--- Provided data ---
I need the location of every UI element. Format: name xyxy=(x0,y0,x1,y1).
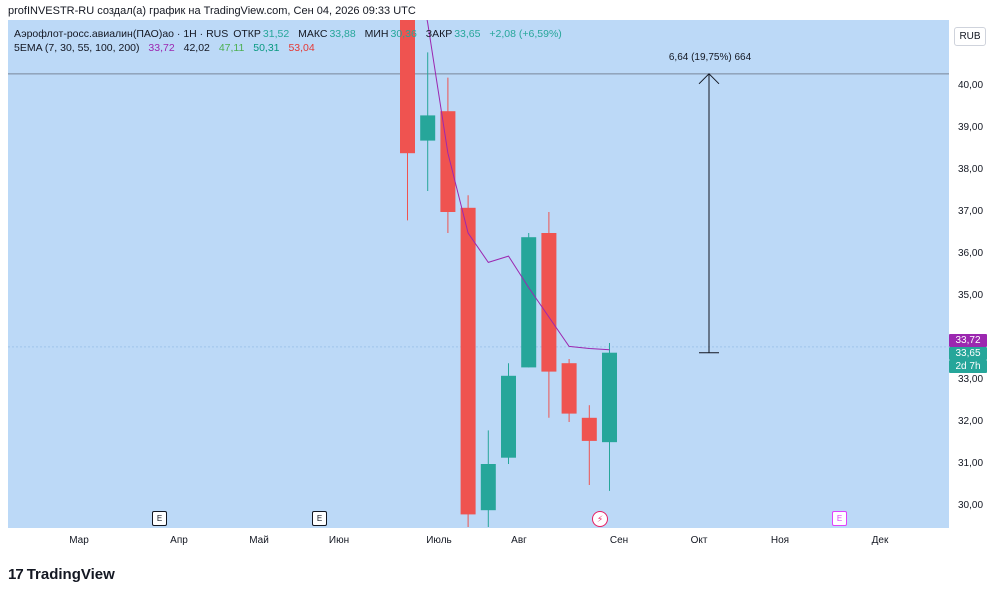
brand-name: TradingView xyxy=(26,566,115,583)
legend-high-label: МАКС xyxy=(298,28,328,40)
countdown-badge: 2d 7h xyxy=(949,360,987,373)
chart-caption: profINVESTR-RU создал(а) график на Tradi… xyxy=(8,5,416,17)
month-label-dec: Дек xyxy=(871,535,889,546)
tradingview-brand[interactable]: 17 TradingView xyxy=(8,566,115,583)
legend-close-value: 33,65 xyxy=(454,28,481,40)
candle-down xyxy=(581,417,597,441)
legend-open-label: ОТКР xyxy=(233,28,261,40)
price-tick-37: 37,00 xyxy=(958,206,984,217)
candle-down xyxy=(460,207,476,515)
tradingview-logo-icon: 17 xyxy=(8,566,24,583)
price-axis[interactable] xyxy=(949,20,992,528)
candle-down xyxy=(561,363,577,414)
month-label-nov: Ноя xyxy=(770,535,790,546)
last-price-badge: 33,65 xyxy=(949,347,987,360)
candle-down xyxy=(541,233,557,372)
price-tick-31: 31,00 xyxy=(958,458,984,469)
dividend-event-icon[interactable]: ⚡ xyxy=(592,511,608,527)
month-label-jun: Июн xyxy=(328,535,350,546)
price-tick-39: 39,00 xyxy=(958,122,984,133)
price-tick-30: 30,00 xyxy=(958,500,984,511)
month-label-jul: Июль xyxy=(426,535,452,546)
time-axis[interactable] xyxy=(8,528,992,550)
legend-ema-value-100: 50,31 xyxy=(253,42,280,54)
ema-7-line xyxy=(426,20,610,351)
candle-up xyxy=(602,352,617,443)
candle-down xyxy=(440,111,456,212)
price-tick-38: 38,00 xyxy=(958,164,984,175)
candle-up xyxy=(420,115,436,141)
month-label-mar: Мар xyxy=(69,535,89,546)
price-tick-32: 32,00 xyxy=(958,416,984,427)
month-label-may: Май xyxy=(249,535,269,546)
chart-legend: Аэрофлот-росс.авиалин(ПАО)ао · 1Н · RUS … xyxy=(14,27,564,55)
legend-ema-value-30: 42,02 xyxy=(183,42,210,54)
chart-area[interactable] xyxy=(8,20,949,528)
legend-ema-value-7: 33,72 xyxy=(148,42,175,54)
earnings-event-icon[interactable]: E xyxy=(312,511,327,526)
legend-symbol[interactable]: Аэрофлот-росс.авиалин(ПАО)ао · 1Н · RUS xyxy=(14,28,229,40)
legend-symbol-row: Аэрофлот-росс.авиалин(ПАО)ао · 1Н · RUS … xyxy=(14,27,564,41)
month-label-apr: Апр xyxy=(170,535,188,546)
price-tick-33: 33,00 xyxy=(958,374,984,385)
candle-up xyxy=(521,237,537,368)
legend-ema-value-55: 47,11 xyxy=(218,42,245,54)
candlestick-chart[interactable] xyxy=(8,20,949,528)
legend-open-value: 31,52 xyxy=(262,28,290,40)
legend-ema-value-200: 53,04 xyxy=(288,42,315,54)
legend-close-label: ЗАКР xyxy=(425,28,453,40)
legend-change: +2,08 (+6,59%) xyxy=(489,28,562,40)
ema-price-badge: 33,72 xyxy=(949,334,987,347)
legend-low-label: МИН xyxy=(364,28,389,40)
month-label-sep: Сен xyxy=(609,535,629,546)
legend-ema-label[interactable]: 5EMA (7, 30, 55, 100, 200) xyxy=(14,42,140,54)
currency-button[interactable]: RUB xyxy=(954,27,986,46)
earnings-event-icon[interactable]: E xyxy=(152,511,167,526)
range-arrow-head xyxy=(698,73,720,85)
legend-ema-row: 5EMA (7, 30, 55, 100, 200) 33,72 42,02 4… xyxy=(14,41,564,55)
price-range-label: 6,64 (19,75%) 664 xyxy=(668,52,752,63)
earnings-event-icon[interactable]: E xyxy=(832,511,847,526)
month-label-oct: Окт xyxy=(690,535,708,546)
legend-high-value: 33,88 xyxy=(329,28,356,40)
month-label-aug: Авг xyxy=(511,535,527,546)
price-tick-40: 40,00 xyxy=(958,80,984,91)
legend-low-value: 30,36 xyxy=(390,28,417,40)
candle-down xyxy=(400,20,415,154)
price-tick-36: 36,00 xyxy=(958,248,984,259)
price-tick-35: 35,00 xyxy=(958,290,984,301)
candle-up xyxy=(480,464,496,511)
candle-up xyxy=(501,375,516,458)
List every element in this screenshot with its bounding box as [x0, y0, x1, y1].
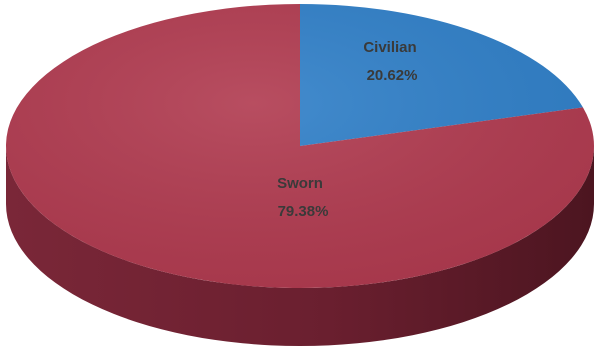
slice-value-civilian: 20.62%: [367, 67, 418, 84]
pie-side-wall: [6, 146, 594, 346]
slice-label-sworn: Sworn: [277, 175, 323, 192]
pie-surface-shading: [6, 4, 594, 288]
slice-label-civilian: Civilian: [363, 39, 416, 56]
slice-value-sworn: 79.38%: [278, 203, 329, 220]
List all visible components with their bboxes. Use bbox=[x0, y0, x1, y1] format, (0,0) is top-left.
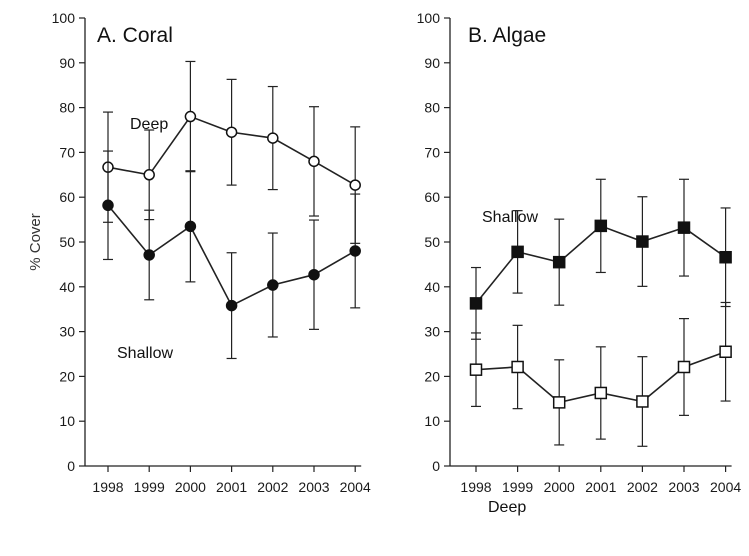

--- Written request ---
Return each line of the entries above verbatim, but leave out the pictures.

--- Exercise output ---
I need the location of every UI element. Format: name xyxy=(x0,y0,x1,y1).
brand-name: TradingView xyxy=(26,566,115,583)
legend-high-label: МАКС xyxy=(298,28,328,40)
countdown-badge: 2d 7h xyxy=(949,360,987,373)
chart-caption: profINVESTR-RU создал(а) график на Tradi… xyxy=(8,5,416,17)
month-label-dec: Дек xyxy=(871,535,889,546)
tradingview-brand[interactable]: 17 TradingView xyxy=(8,566,115,583)
legend-close-value: 33,65 xyxy=(454,28,481,40)
candle-down xyxy=(581,417,597,441)
legend-open-label: ОТКР xyxy=(233,28,261,40)
price-tick-37: 37,00 xyxy=(958,206,984,217)
candle-down xyxy=(460,207,476,515)
tradingview-logo-icon: 17 xyxy=(8,566,24,583)
price-axis[interactable] xyxy=(949,20,992,528)
candle-down xyxy=(561,363,577,414)
month-label-nov: Ноя xyxy=(770,535,790,546)
last-price-badge: 33,65 xyxy=(949,347,987,360)
candle-down xyxy=(541,233,557,372)
price-tick-31: 31,00 xyxy=(958,458,984,469)
dividend-event-icon[interactable]: ⚡ xyxy=(592,511,608,527)
month-label-jun: Июн xyxy=(328,535,350,546)
price-tick-39: 39,00 xyxy=(958,122,984,133)
price-tick-30: 30,00 xyxy=(958,500,984,511)
month-label-jul: Июль xyxy=(426,535,452,546)
time-axis[interactable] xyxy=(8,528,992,550)
legend-ema-value-100: 50,31 xyxy=(253,42,280,54)
ema-7-line xyxy=(426,20,610,351)
candle-up xyxy=(602,352,617,443)
candle-down xyxy=(440,111,456,212)
price-tick-38: 38,00 xyxy=(958,164,984,175)
candle-up xyxy=(420,115,436,141)
month-label-mar: Мар xyxy=(69,535,89,546)
price-tick-32: 32,00 xyxy=(958,416,984,427)
month-label-may: Май xyxy=(249,535,269,546)
chart-legend: Аэрофлот-росс.авиалин(ПАО)ао · 1Н · RUS … xyxy=(14,27,564,55)
legend-ema-value-30: 42,02 xyxy=(183,42,210,54)
chart-area[interactable] xyxy=(8,20,949,528)
legend-ema-value-7: 33,72 xyxy=(148,42,175,54)
earnings-event-icon[interactable]: E xyxy=(312,511,327,526)
legend-symbol[interactable]: Аэрофлот-росс.авиалин(ПАО)ао · 1Н · RUS xyxy=(14,28,229,40)
legend-symbol-row: Аэрофлот-росс.авиалин(ПАО)ао · 1Н · RUS … xyxy=(14,27,564,41)
month-label-apr: Апр xyxy=(170,535,188,546)
price-tick-33: 33,00 xyxy=(958,374,984,385)
candle-up xyxy=(521,237,537,368)
legend-ema-value-55: 47,11 xyxy=(218,42,245,54)
candlestick-chart[interactable] xyxy=(8,20,949,528)
legend-open-value: 31,52 xyxy=(262,28,290,40)
legend-ema-value-200: 53,04 xyxy=(288,42,315,54)
legend-close-label: ЗАКР xyxy=(425,28,453,40)
legend-change: +2,08 (+6,59%) xyxy=(489,28,562,40)
ema-price-badge: 33,72 xyxy=(949,334,987,347)
legend-low-label: МИН xyxy=(364,28,389,40)
month-label-sep: Сен xyxy=(609,535,629,546)
legend-ema-label[interactable]: 5EMA (7, 30, 55, 100, 200) xyxy=(14,42,140,54)
currency-button[interactable]: RUB xyxy=(954,27,986,46)
earnings-event-icon[interactable]: E xyxy=(152,511,167,526)
range-arrow-head xyxy=(698,73,720,85)
legend-ema-row: 5EMA (7, 30, 55, 100, 200) 33,72 42,02 4… xyxy=(14,41,564,55)
price-range-label: 6,64 (19,75%) 664 xyxy=(668,52,752,63)
earnings-event-icon[interactable]: E xyxy=(832,511,847,526)
month-label-oct: Окт xyxy=(690,535,708,546)
legend-high-value: 33,88 xyxy=(329,28,356,40)
month-label-aug: Авг xyxy=(511,535,527,546)
price-tick-40: 40,00 xyxy=(958,80,984,91)
legend-low-value: 30,36 xyxy=(390,28,417,40)
candle-down xyxy=(400,20,415,154)
price-tick-36: 36,00 xyxy=(958,248,984,259)
price-tick-35: 35,00 xyxy=(958,290,984,301)
candle-up xyxy=(480,464,496,511)
candle-up xyxy=(501,375,516,458)
List every element in this screenshot with its bounding box as [x0, y0, x1, y1].
slice-value-civilian: 20.62%: [367, 67, 418, 84]
pie-side-wall: [6, 146, 594, 346]
slice-label-sworn: Sworn: [277, 175, 323, 192]
pie-surface-shading: [6, 4, 594, 288]
slice-label-civilian: Civilian: [363, 39, 416, 56]
slice-value-sworn: 79.38%: [278, 203, 329, 220]
List all visible components with their bboxes. Use bbox=[x0, y0, x1, y1] format, (0,0) is top-left.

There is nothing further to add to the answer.